--- START OF THE RECORDS ---
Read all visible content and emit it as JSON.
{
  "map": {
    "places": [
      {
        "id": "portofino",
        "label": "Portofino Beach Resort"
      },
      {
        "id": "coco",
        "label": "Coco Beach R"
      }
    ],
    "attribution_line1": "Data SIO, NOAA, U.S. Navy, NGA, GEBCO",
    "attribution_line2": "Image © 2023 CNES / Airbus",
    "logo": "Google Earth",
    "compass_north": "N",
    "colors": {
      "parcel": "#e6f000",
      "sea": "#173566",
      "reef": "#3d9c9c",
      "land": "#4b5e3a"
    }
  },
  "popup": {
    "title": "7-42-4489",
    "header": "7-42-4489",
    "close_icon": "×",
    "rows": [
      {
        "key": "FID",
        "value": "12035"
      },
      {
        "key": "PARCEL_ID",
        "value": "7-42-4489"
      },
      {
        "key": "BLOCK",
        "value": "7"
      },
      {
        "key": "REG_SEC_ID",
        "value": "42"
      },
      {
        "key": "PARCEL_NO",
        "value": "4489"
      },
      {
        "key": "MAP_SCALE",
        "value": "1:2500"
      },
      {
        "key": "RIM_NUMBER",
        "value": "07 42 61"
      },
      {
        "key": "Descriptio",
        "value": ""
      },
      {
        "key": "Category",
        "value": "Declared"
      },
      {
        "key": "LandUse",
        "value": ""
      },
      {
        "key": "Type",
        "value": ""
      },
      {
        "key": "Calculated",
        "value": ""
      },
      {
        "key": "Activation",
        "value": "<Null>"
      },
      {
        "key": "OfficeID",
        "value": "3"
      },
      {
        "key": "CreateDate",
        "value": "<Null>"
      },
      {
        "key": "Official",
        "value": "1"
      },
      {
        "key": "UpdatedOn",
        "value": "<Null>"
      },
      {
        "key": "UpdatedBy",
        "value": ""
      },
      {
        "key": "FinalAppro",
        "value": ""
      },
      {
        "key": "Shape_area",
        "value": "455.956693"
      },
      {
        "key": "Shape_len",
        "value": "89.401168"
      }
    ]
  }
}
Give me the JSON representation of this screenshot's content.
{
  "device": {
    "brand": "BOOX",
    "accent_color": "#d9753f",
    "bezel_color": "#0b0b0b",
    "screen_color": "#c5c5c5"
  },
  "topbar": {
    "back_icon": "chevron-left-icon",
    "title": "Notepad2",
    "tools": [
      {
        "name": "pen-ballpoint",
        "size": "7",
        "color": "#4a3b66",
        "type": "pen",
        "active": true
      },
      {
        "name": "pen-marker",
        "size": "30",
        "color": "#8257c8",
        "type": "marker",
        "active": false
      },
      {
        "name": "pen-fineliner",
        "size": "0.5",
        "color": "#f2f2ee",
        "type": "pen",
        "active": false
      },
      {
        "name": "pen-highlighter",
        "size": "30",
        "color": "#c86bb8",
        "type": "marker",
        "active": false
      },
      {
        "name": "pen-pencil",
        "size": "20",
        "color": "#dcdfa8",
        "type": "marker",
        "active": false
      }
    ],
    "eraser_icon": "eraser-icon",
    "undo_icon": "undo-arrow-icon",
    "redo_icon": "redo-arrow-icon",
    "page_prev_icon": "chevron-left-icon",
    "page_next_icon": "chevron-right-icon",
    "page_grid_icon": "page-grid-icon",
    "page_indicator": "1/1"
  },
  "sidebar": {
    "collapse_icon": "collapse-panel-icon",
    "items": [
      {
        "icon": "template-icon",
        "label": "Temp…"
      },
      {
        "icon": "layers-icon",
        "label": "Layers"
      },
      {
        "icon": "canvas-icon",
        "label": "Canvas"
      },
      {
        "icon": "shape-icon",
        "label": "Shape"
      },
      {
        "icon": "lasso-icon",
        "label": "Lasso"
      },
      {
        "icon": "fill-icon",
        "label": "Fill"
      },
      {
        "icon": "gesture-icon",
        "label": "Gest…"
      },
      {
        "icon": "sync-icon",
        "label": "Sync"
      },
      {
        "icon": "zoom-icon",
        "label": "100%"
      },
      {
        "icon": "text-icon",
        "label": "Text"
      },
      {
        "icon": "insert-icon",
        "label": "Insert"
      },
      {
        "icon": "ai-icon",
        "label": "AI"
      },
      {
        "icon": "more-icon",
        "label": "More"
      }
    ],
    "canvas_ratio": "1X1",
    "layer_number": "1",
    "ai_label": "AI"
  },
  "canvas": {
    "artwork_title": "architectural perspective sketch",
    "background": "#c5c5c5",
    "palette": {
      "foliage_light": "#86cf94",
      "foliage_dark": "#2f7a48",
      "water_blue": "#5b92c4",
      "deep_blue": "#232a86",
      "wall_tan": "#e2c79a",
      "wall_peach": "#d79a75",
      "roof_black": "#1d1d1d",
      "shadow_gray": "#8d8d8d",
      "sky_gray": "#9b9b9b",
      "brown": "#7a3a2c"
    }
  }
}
--- END OF THE RECORDS ---
• WHAT THE TASK REQUIRES: Show every line in the entries where the string "chevron" occurs.

• RESPONSE TO THE TASK:
    "back_icon": "chevron-left-icon",
    "page_prev_icon": "chevron-left-icon",
    "page_next_icon": "chevron-right-icon",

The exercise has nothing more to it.